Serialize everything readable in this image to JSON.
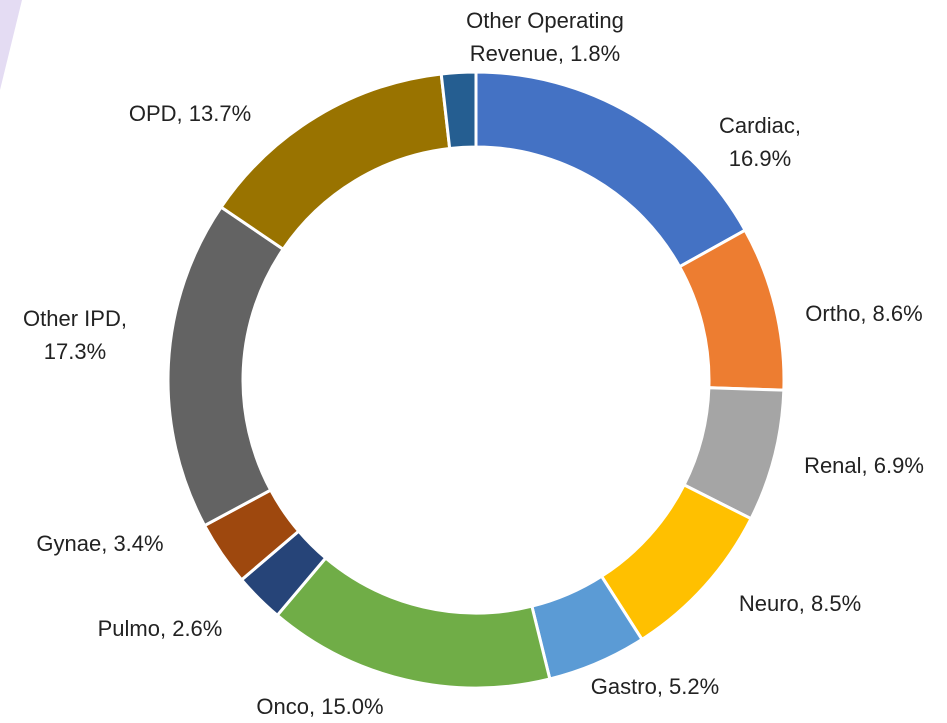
{
  "chart_data": {
    "type": "donut",
    "values": [
      16.9,
      8.6,
      6.9,
      8.5,
      5.2,
      15.0,
      2.6,
      3.4,
      17.3,
      13.7,
      1.8
    ],
    "value_labels": [
      [
        "Cardiac,",
        "16.9%"
      ],
      [
        "Ortho, 8.6%"
      ],
      [
        "Renal, 6.9%"
      ],
      [
        "Neuro, 8.5%"
      ],
      [
        "Gastro, 5.2%"
      ],
      [
        "Onco, 15.0%"
      ],
      [
        "Pulmo, 2.6%"
      ],
      [
        "Gynae, 3.4%"
      ],
      [
        "Other IPD,",
        "17.3%"
      ],
      [
        "OPD, 13.7%"
      ],
      [
        "Other Operating",
        "Revenue, 1.8%"
      ]
    ],
    "colors": [
      "#4472c4",
      "#ed7d31",
      "#a5a5a5",
      "#ffc000",
      "#5b9bd5",
      "#70ad47",
      "#264478",
      "#9e480e",
      "#636363",
      "#997300",
      "#255e91"
    ]
  }
}
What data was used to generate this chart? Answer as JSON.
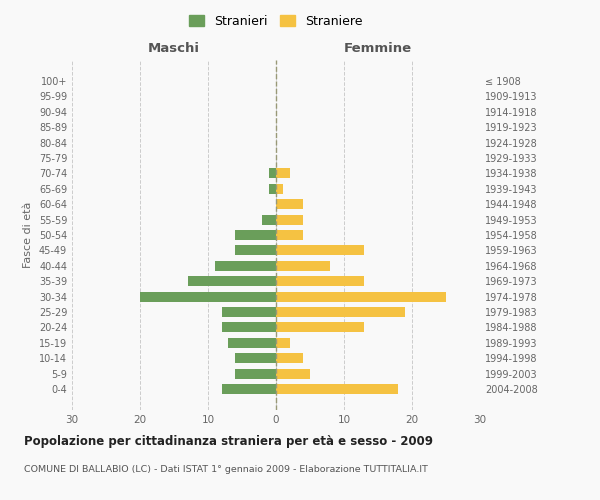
{
  "age_groups": [
    "0-4",
    "5-9",
    "10-14",
    "15-19",
    "20-24",
    "25-29",
    "30-34",
    "35-39",
    "40-44",
    "45-49",
    "50-54",
    "55-59",
    "60-64",
    "65-69",
    "70-74",
    "75-79",
    "80-84",
    "85-89",
    "90-94",
    "95-99",
    "100+"
  ],
  "birth_years": [
    "2004-2008",
    "1999-2003",
    "1994-1998",
    "1989-1993",
    "1984-1988",
    "1979-1983",
    "1974-1978",
    "1969-1973",
    "1964-1968",
    "1959-1963",
    "1954-1958",
    "1949-1953",
    "1944-1948",
    "1939-1943",
    "1934-1938",
    "1929-1933",
    "1924-1928",
    "1919-1923",
    "1914-1918",
    "1909-1913",
    "≤ 1908"
  ],
  "males": [
    8,
    6,
    6,
    7,
    8,
    8,
    20,
    13,
    9,
    6,
    6,
    2,
    0,
    1,
    1,
    0,
    0,
    0,
    0,
    0,
    0
  ],
  "females": [
    18,
    5,
    4,
    2,
    13,
    19,
    25,
    13,
    8,
    13,
    4,
    4,
    4,
    1,
    2,
    0,
    0,
    0,
    0,
    0,
    0
  ],
  "male_color": "#6a9e5a",
  "female_color": "#f5c242",
  "background_color": "#f9f9f9",
  "grid_color": "#cccccc",
  "title": "Popolazione per cittadinanza straniera per età e sesso - 2009",
  "subtitle": "COMUNE DI BALLABIO (LC) - Dati ISTAT 1° gennaio 2009 - Elaborazione TUTTITALIA.IT",
  "ylabel_left": "Fasce di età",
  "xlabel_left": "Maschi",
  "xlabel_top_right": "Femmine",
  "legend_male": "Stranieri",
  "legend_female": "Straniere",
  "xlim": 30
}
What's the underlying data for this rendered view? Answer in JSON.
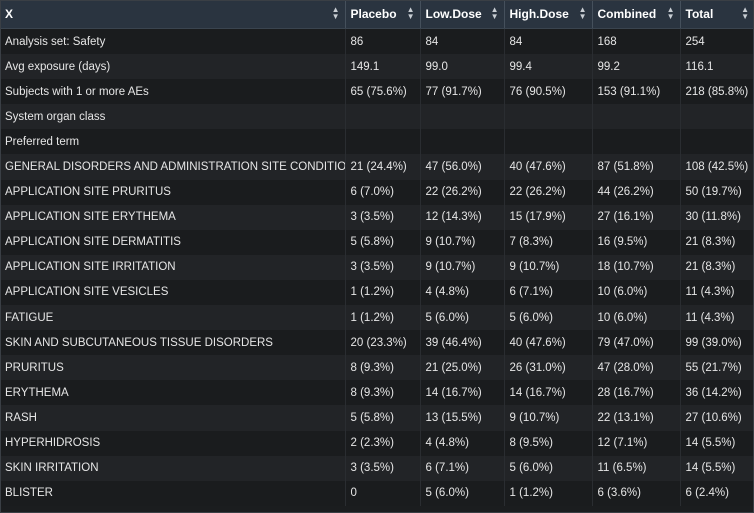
{
  "headers": [
    "X",
    "Placebo",
    "Low.Dose",
    "High.Dose",
    "Combined",
    "Total"
  ],
  "sort_icon": "sort-arrows-icon",
  "rows": [
    [
      "Analysis set: Safety",
      "86",
      "84",
      "84",
      "168",
      "254"
    ],
    [
      "Avg exposure (days)",
      "149.1",
      "99.0",
      "99.4",
      "99.2",
      "116.1"
    ],
    [
      "Subjects with 1 or more AEs",
      "65 (75.6%)",
      "77 (91.7%)",
      "76 (90.5%)",
      "153 (91.1%)",
      "218 (85.8%)"
    ],
    [
      "System organ class",
      "",
      "",
      "",
      "",
      ""
    ],
    [
      "Preferred term",
      "",
      "",
      "",
      "",
      ""
    ],
    [
      "GENERAL DISORDERS AND ADMINISTRATION SITE CONDITIONS",
      "21 (24.4%)",
      "47 (56.0%)",
      "40 (47.6%)",
      "87 (51.8%)",
      "108 (42.5%)"
    ],
    [
      "APPLICATION SITE PRURITUS",
      "6 (7.0%)",
      "22 (26.2%)",
      "22 (26.2%)",
      "44 (26.2%)",
      "50 (19.7%)"
    ],
    [
      "APPLICATION SITE ERYTHEMA",
      "3 (3.5%)",
      "12 (14.3%)",
      "15 (17.9%)",
      "27 (16.1%)",
      "30 (11.8%)"
    ],
    [
      "APPLICATION SITE DERMATITIS",
      "5 (5.8%)",
      "9 (10.7%)",
      "7 (8.3%)",
      "16 (9.5%)",
      "21 (8.3%)"
    ],
    [
      "APPLICATION SITE IRRITATION",
      "3 (3.5%)",
      "9 (10.7%)",
      "9 (10.7%)",
      "18 (10.7%)",
      "21 (8.3%)"
    ],
    [
      "APPLICATION SITE VESICLES",
      "1 (1.2%)",
      "4 (4.8%)",
      "6 (7.1%)",
      "10 (6.0%)",
      "11 (4.3%)"
    ],
    [
      "FATIGUE",
      "1 (1.2%)",
      "5 (6.0%)",
      "5 (6.0%)",
      "10 (6.0%)",
      "11 (4.3%)"
    ],
    [
      "SKIN AND SUBCUTANEOUS TISSUE DISORDERS",
      "20 (23.3%)",
      "39 (46.4%)",
      "40 (47.6%)",
      "79 (47.0%)",
      "99 (39.0%)"
    ],
    [
      "PRURITUS",
      "8 (9.3%)",
      "21 (25.0%)",
      "26 (31.0%)",
      "47 (28.0%)",
      "55 (21.7%)"
    ],
    [
      "ERYTHEMA",
      "8 (9.3%)",
      "14 (16.7%)",
      "14 (16.7%)",
      "28 (16.7%)",
      "36 (14.2%)"
    ],
    [
      "RASH",
      "5 (5.8%)",
      "13 (15.5%)",
      "9 (10.7%)",
      "22 (13.1%)",
      "27 (10.6%)"
    ],
    [
      "HYPERHIDROSIS",
      "2 (2.3%)",
      "4 (4.8%)",
      "8 (9.5%)",
      "12 (7.1%)",
      "14 (5.5%)"
    ],
    [
      "SKIN IRRITATION",
      "3 (3.5%)",
      "6 (7.1%)",
      "5 (6.0%)",
      "11 (6.5%)",
      "14 (5.5%)"
    ],
    [
      "BLISTER",
      "0",
      "5 (6.0%)",
      "1 (1.2%)",
      "6 (3.6%)",
      "6 (2.4%)"
    ]
  ]
}
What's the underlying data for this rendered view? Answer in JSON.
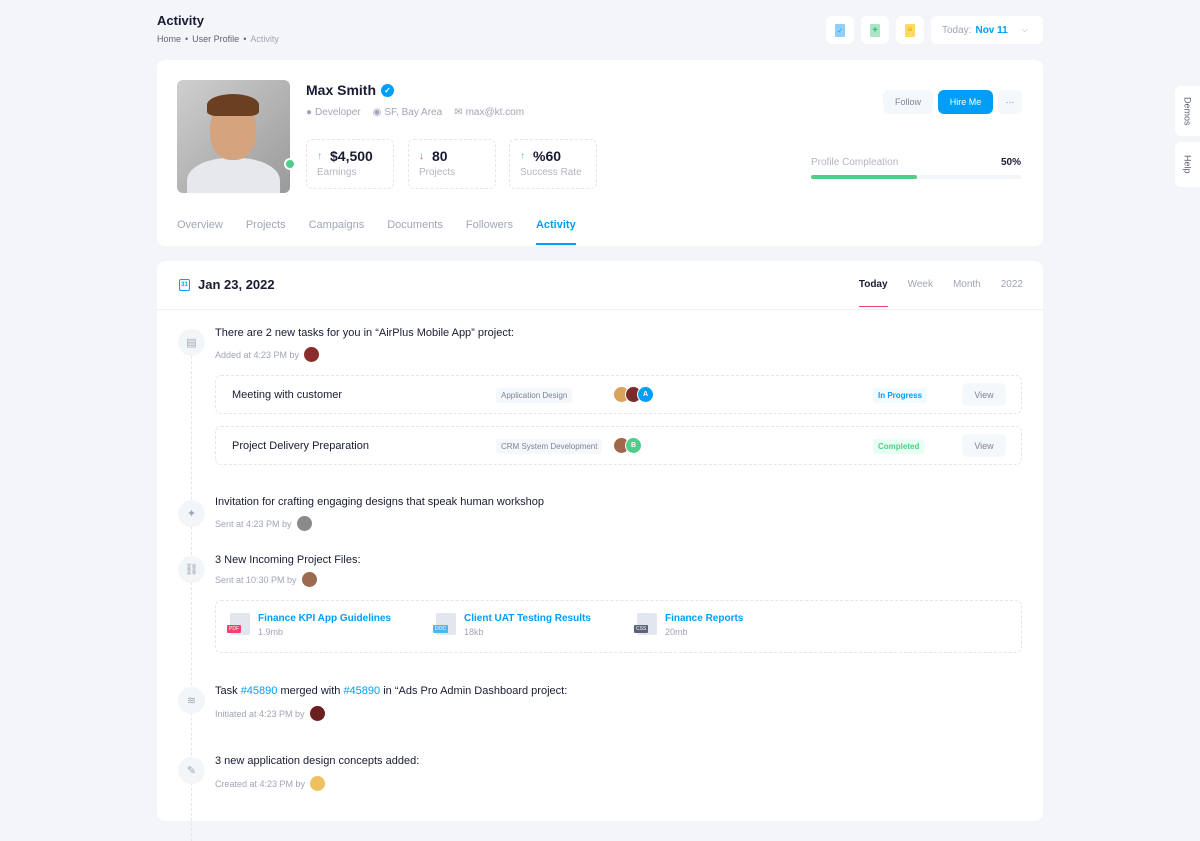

____

Excluding the pictures, reproduce every entry exactly as given.

Serialize everything readable in this image to JSON.
{
  "chart_data": {
    "type": "donut",
    "values": [
      16.9,
      8.6,
      6.9,
      8.5,
      5.2,
      15.0,
      2.6,
      3.4,
      17.3,
      13.7,
      1.8
    ],
    "value_labels": [
      [
        "Cardiac,",
        "16.9%"
      ],
      [
        "Ortho, 8.6%"
      ],
      [
        "Renal, 6.9%"
      ],
      [
        "Neuro, 8.5%"
      ],
      [
        "Gastro, 5.2%"
      ],
      [
        "Onco, 15.0%"
      ],
      [
        "Pulmo, 2.6%"
      ],
      [
        "Gynae, 3.4%"
      ],
      [
        "Other IPD,",
        "17.3%"
      ],
      [
        "OPD, 13.7%"
      ],
      [
        "Other Operating",
        "Revenue, 1.8%"
      ]
    ],
    "colors": [
      "#4472c4",
      "#ed7d31",
      "#a5a5a5",
      "#ffc000",
      "#5b9bd5",
      "#70ad47",
      "#264478",
      "#9e480e",
      "#636363",
      "#997300",
      "#255e91"
    ]
  }
}
What data was used to generate this chart? Answer as JSON.
{
  "age_groups": [
    "0-4",
    "5-9",
    "10-14",
    "15-19",
    "20-24",
    "25-29",
    "30-34",
    "35-39",
    "40-44",
    "45-49",
    "50-54",
    "55-59",
    "60-64",
    "65-69",
    "70-74",
    "75-79",
    "80-84",
    "85-89",
    "90-94",
    "95-99",
    "100+"
  ],
  "birth_years": [
    "2004-2008",
    "1999-2003",
    "1994-1998",
    "1989-1993",
    "1984-1988",
    "1979-1983",
    "1974-1978",
    "1969-1973",
    "1964-1968",
    "1959-1963",
    "1954-1958",
    "1949-1953",
    "1944-1948",
    "1939-1943",
    "1934-1938",
    "1929-1933",
    "1924-1928",
    "1919-1923",
    "1914-1918",
    "1909-1913",
    "≤ 1908"
  ],
  "males": [
    8,
    6,
    6,
    7,
    8,
    8,
    20,
    13,
    9,
    6,
    6,
    2,
    0,
    1,
    1,
    0,
    0,
    0,
    0,
    0,
    0
  ],
  "females": [
    18,
    5,
    4,
    2,
    13,
    19,
    25,
    13,
    8,
    13,
    4,
    4,
    4,
    1,
    2,
    0,
    0,
    0,
    0,
    0,
    0
  ],
  "male_color": "#6a9e5a",
  "female_color": "#f5c242",
  "background_color": "#f9f9f9",
  "grid_color": "#cccccc",
  "title": "Popolazione per cittadinanza straniera per età e sesso - 2009",
  "subtitle": "COMUNE DI BALLABIO (LC) - Dati ISTAT 1° gennaio 2009 - Elaborazione TUTTITALIA.IT",
  "ylabel_left": "Fasce di età",
  "xlabel_left": "Maschi",
  "xlabel_top_right": "Femmine",
  "legend_male": "Stranieri",
  "legend_female": "Straniere",
  "xlim": 30
}
What's the underlying data for this rendered view? Answer in JSON.
{
  "headers": [
    "X",
    "Placebo",
    "Low.Dose",
    "High.Dose",
    "Combined",
    "Total"
  ],
  "sort_icon": "sort-arrows-icon",
  "rows": [
    [
      "Analysis set: Safety",
      "86",
      "84",
      "84",
      "168",
      "254"
    ],
    [
      "Avg exposure (days)",
      "149.1",
      "99.0",
      "99.4",
      "99.2",
      "116.1"
    ],
    [
      "Subjects with 1 or more AEs",
      "65 (75.6%)",
      "77 (91.7%)",
      "76 (90.5%)",
      "153 (91.1%)",
      "218 (85.8%)"
    ],
    [
      "System organ class",
      "",
      "",
      "",
      "",
      ""
    ],
    [
      "Preferred term",
      "",
      "",
      "",
      "",
      ""
    ],
    [
      "GENERAL DISORDERS AND ADMINISTRATION SITE CONDITIONS",
      "21 (24.4%)",
      "47 (56.0%)",
      "40 (47.6%)",
      "87 (51.8%)",
      "108 (42.5%)"
    ],
    [
      "APPLICATION SITE PRURITUS",
      "6 (7.0%)",
      "22 (26.2%)",
      "22 (26.2%)",
      "44 (26.2%)",
      "50 (19.7%)"
    ],
    [
      "APPLICATION SITE ERYTHEMA",
      "3 (3.5%)",
      "12 (14.3%)",
      "15 (17.9%)",
      "27 (16.1%)",
      "30 (11.8%)"
    ],
    [
      "APPLICATION SITE DERMATITIS",
      "5 (5.8%)",
      "9 (10.7%)",
      "7 (8.3%)",
      "16 (9.5%)",
      "21 (8.3%)"
    ],
    [
      "APPLICATION SITE IRRITATION",
      "3 (3.5%)",
      "9 (10.7%)",
      "9 (10.7%)",
      "18 (10.7%)",
      "21 (8.3%)"
    ],
    [
      "APPLICATION SITE VESICLES",
      "1 (1.2%)",
      "4 (4.8%)",
      "6 (7.1%)",
      "10 (6.0%)",
      "11 (4.3%)"
    ],
    [
      "FATIGUE",
      "1 (1.2%)",
      "5 (6.0%)",
      "5 (6.0%)",
      "10 (6.0%)",
      "11 (4.3%)"
    ],
    [
      "SKIN AND SUBCUTANEOUS TISSUE DISORDERS",
      "20 (23.3%)",
      "39 (46.4%)",
      "40 (47.6%)",
      "79 (47.0%)",
      "99 (39.0%)"
    ],
    [
      "PRURITUS",
      "8 (9.3%)",
      "21 (25.0%)",
      "26 (31.0%)",
      "47 (28.0%)",
      "55 (21.7%)"
    ],
    [
      "ERYTHEMA",
      "8 (9.3%)",
      "14 (16.7%)",
      "14 (16.7%)",
      "28 (16.7%)",
      "36 (14.2%)"
    ],
    [
      "RASH",
      "5 (5.8%)",
      "13 (15.5%)",
      "9 (10.7%)",
      "22 (13.1%)",
      "27 (10.6%)"
    ],
    [
      "HYPERHIDROSIS",
      "2 (2.3%)",
      "4 (4.8%)",
      "8 (9.5%)",
      "12 (7.1%)",
      "14 (5.5%)"
    ],
    [
      "SKIN IRRITATION",
      "3 (3.5%)",
      "6 (7.1%)",
      "5 (6.0%)",
      "11 (6.5%)",
      "14 (5.5%)"
    ],
    [
      "BLISTER",
      "0",
      "5 (6.0%)",
      "1 (1.2%)",
      "6 (3.6%)",
      "6 (2.4%)"
    ]
  ]
}
What's the underlying data for this rendered view? Answer in JSON.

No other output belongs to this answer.